▶ **Direction A**:
Please echo the entries verbatim, everything from the first line of the entries down to the line that contains "table-cell: 17: [856, 552, 873, 567]", with both of those lines included.

▶ **Provided passage**:
"""

In a spectacular yearlong event, the National Geographic Channel series America’s National Parks will show you the parks’ natural wonders—both big and small—as you have never experienced them before.
There is magic here, the delight in being not quite lost and not quite found.
I am off trail, following an unnamed stream in northeast Ohio, scrambling over downed trees through a ravine of crumbling shale, the water milky with silt as it cascades over tiny falls. The sun dances with the stream and the hardwoods. When I take off my boots and splash in the small pools, I feel the cool of the mud between my toes. In the distance, just over the rise, the sound of the city comes and goes. Civilization is so close and seems so far, and in that toggle is the wonder of an urban park.
The place is an offshoot of Cuyahoga Valley National Park, which stretches like a skinny inkblot between the gridded sprawl of Cleveland and Akron. The park’s centerpiece is the resilient Cuyahoga River, once a punch line about environmental ruin after an oil-slicked pile of debris on the water caught fire. The park came five years later, in 1974, first mostly in name, and then slowly assembled from land across the compact valley.
The grandeur is varied and comes in small doses. Sandstone cliffs are hidden in the woods. A former auto repair yard is now a marsh created by beavers damming an old canal. And on the site of an arena that was once home to the Cleveland Cavaliers basketball team, there is a broad field that’s ideal for watching hawks. The built and natural worlds are in proximity, layered and competing for attention from the bikers and hikers and joggers making their ways up and down the old canal towpath.
This is the urban park of today. Unlike the neatly drawn public spaces of an earlier age, these parks are reclaimed from the discarded parcels of our cities: Stranded patches of woods, abandoned military bases and airports, storm-water systems, rail lines and bridges, places where scraps of land are pieced together like quilts or strung together like beads.
The experimentation is global. Rail parks, many inspired by the success of New York City’s High Line, are now beguiling fixtures in Sydney, Helsinki, and other cities. Singapore is building an artificial rain forest inside Changi Airport. At the edge of Mexico City, an immense park is planned on what remains of Lake Texcoco.
I am captivated by the breadth of innovation and energized by the passion people bring to these spaces. As I explored them, what became clear is that urban parks aren’t a substitute for the enormous and often remote parks that protect our most majestic forests and mountains and canyons. They serve a different purpose; the truth is, we need both.

"""

▶ **Direction B**:
In the passage on urban parks, what year did Cuyahoga Valley National Park come into being?

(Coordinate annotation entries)

"""

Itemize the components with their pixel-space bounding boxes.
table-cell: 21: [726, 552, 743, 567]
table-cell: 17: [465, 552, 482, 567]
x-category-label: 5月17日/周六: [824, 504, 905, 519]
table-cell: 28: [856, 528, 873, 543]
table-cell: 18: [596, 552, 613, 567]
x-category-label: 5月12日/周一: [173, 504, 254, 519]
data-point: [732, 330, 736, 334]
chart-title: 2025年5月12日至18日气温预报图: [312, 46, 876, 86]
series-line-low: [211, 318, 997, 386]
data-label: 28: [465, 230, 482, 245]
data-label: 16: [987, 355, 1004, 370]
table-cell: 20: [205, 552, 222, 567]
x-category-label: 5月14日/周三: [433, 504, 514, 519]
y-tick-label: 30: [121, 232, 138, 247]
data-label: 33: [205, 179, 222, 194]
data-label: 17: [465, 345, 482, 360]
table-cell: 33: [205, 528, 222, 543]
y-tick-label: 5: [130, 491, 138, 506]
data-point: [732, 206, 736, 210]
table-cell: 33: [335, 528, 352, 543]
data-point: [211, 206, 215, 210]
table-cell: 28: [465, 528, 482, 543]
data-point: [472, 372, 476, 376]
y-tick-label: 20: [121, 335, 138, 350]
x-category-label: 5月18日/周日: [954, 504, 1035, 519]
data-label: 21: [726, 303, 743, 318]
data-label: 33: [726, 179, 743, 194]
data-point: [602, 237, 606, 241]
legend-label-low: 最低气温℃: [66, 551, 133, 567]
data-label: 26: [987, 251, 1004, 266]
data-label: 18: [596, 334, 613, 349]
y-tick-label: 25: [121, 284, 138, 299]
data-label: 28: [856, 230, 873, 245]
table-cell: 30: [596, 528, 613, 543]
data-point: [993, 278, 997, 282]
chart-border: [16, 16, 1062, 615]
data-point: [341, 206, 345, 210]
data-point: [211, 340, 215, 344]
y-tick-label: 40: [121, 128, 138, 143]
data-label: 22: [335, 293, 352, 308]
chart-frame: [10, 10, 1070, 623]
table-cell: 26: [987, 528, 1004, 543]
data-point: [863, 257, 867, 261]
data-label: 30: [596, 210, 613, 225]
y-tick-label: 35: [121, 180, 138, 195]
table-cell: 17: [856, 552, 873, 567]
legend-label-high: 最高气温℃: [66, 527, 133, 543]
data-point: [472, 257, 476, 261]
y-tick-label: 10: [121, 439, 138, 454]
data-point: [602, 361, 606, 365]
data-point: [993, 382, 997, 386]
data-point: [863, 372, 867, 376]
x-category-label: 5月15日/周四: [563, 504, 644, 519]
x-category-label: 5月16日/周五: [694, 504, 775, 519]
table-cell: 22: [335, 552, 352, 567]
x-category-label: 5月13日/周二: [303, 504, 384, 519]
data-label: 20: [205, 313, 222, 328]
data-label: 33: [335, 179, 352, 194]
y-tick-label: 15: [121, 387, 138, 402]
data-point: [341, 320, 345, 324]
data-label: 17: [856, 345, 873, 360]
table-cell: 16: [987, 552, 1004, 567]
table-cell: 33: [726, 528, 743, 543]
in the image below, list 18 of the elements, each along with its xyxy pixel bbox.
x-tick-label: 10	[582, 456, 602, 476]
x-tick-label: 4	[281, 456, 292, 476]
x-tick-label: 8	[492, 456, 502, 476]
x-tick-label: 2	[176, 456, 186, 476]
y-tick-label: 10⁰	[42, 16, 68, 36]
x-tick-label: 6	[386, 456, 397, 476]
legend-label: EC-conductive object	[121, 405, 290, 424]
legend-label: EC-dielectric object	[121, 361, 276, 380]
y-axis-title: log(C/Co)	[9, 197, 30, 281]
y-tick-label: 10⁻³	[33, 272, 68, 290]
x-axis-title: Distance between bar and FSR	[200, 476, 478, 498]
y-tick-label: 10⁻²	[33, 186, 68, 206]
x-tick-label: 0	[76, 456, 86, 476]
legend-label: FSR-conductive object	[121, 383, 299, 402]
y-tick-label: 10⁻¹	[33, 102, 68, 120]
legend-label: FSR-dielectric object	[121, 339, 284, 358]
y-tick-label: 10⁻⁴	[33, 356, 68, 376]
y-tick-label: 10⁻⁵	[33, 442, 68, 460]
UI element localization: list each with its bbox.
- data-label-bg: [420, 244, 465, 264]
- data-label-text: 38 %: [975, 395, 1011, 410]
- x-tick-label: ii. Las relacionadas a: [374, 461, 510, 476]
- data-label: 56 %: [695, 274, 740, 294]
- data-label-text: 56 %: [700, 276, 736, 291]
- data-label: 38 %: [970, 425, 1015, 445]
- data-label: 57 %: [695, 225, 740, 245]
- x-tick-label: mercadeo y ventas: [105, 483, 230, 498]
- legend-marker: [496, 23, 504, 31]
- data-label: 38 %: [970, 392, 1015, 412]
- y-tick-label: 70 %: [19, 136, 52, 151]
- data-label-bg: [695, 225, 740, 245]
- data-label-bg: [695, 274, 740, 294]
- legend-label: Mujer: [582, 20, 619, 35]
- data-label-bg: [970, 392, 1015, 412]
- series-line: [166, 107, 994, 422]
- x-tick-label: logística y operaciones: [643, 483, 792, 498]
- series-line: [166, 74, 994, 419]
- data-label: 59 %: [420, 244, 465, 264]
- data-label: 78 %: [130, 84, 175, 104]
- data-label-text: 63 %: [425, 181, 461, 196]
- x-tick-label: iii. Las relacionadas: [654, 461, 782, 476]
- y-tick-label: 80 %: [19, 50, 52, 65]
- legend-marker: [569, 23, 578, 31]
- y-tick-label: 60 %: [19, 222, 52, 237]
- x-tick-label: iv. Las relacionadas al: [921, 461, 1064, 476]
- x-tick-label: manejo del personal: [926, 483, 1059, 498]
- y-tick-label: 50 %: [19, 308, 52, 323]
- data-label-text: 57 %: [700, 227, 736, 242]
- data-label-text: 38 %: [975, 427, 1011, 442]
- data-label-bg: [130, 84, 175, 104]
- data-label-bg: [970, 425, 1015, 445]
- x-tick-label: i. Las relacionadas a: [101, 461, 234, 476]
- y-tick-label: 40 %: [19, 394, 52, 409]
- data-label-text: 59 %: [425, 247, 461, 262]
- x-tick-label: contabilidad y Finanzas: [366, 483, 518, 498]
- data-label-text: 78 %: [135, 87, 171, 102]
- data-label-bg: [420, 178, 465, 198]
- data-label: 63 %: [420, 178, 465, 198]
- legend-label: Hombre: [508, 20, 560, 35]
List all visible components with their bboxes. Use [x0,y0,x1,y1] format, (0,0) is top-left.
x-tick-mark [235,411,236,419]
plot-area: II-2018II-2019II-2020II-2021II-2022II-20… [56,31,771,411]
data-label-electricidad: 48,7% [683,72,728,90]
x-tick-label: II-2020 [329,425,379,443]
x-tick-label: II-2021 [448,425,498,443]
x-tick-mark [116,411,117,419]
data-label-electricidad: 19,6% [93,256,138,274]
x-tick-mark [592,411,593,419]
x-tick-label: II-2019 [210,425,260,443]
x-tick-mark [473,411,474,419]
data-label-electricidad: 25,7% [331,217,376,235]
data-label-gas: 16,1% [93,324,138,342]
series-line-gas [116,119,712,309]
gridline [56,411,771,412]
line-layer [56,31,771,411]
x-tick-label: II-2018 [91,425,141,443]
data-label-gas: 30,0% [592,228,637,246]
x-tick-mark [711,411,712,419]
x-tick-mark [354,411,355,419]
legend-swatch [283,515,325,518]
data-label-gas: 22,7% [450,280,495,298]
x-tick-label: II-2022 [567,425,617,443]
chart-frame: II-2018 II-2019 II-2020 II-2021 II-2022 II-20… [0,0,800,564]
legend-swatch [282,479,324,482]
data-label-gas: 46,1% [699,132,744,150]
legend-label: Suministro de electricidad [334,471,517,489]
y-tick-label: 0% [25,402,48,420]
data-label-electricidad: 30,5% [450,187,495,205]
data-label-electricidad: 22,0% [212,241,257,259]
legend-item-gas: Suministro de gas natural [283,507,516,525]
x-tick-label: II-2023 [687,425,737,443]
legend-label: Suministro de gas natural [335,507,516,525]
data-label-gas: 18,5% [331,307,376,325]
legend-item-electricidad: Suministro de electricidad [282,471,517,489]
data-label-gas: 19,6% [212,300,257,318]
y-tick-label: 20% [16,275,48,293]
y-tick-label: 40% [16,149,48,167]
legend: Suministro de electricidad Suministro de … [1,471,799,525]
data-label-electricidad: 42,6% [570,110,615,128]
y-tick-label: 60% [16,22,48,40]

"""

▶ **Worked solution A**:
Itemize the components with their pixel-space bounding boxes.
table-cell: 21: [726, 552, 743, 567]
table-cell: 17: [465, 552, 482, 567]
x-category-label: 5月17日/周六: [824, 504, 905, 519]
table-cell: 28: [856, 528, 873, 543]
table-cell: 18: [596, 552, 613, 567]
x-category-label: 5月12日/周一: [173, 504, 254, 519]
data-point: [732, 330, 736, 334]
chart-title: 2025年5月12日至18日气温预报图: [312, 46, 876, 86]
series-line-low: [211, 318, 997, 386]
data-label: 28: [465, 230, 482, 245]
data-label: 16: [987, 355, 1004, 370]
table-cell: 20: [205, 552, 222, 567]
x-category-label: 5月14日/周三: [433, 504, 514, 519]
y-tick-label: 30: [121, 232, 138, 247]
data-label: 33: [205, 179, 222, 194]
data-label: 17: [465, 345, 482, 360]
table-cell: 33: [205, 528, 222, 543]
y-tick-label: 5: [130, 491, 138, 506]
data-point: [732, 206, 736, 210]
table-cell: 33: [335, 528, 352, 543]
data-point: [211, 206, 215, 210]
table-cell: 28: [465, 528, 482, 543]
data-point: [472, 372, 476, 376]
y-tick-label: 20: [121, 335, 138, 350]
x-category-label: 5月18日/周日: [954, 504, 1035, 519]
data-label: 21: [726, 303, 743, 318]
data-label: 33: [726, 179, 743, 194]
data-point: [602, 237, 606, 241]
legend-label-low: 最低气温℃: [66, 551, 133, 567]
data-label: 26: [987, 251, 1004, 266]
data-label: 18: [596, 334, 613, 349]
y-tick-label: 25: [121, 284, 138, 299]
data-label: 28: [856, 230, 873, 245]
table-cell: 30: [596, 528, 613, 543]
data-point: [993, 278, 997, 282]
chart-border: [16, 16, 1062, 615]
data-point: [341, 206, 345, 210]
data-point: [211, 340, 215, 344]
y-tick-label: 40: [121, 128, 138, 143]
data-label: 22: [335, 293, 352, 308]
chart-frame: [10, 10, 1070, 623]
table-cell: 26: [987, 528, 1004, 543]
data-point: [863, 257, 867, 261]
data-label: 30: [596, 210, 613, 225]
y-tick-label: 35: [121, 180, 138, 195]
table-cell: 17: [856, 552, 873, 567]

▶ **Worked solution B**:
1974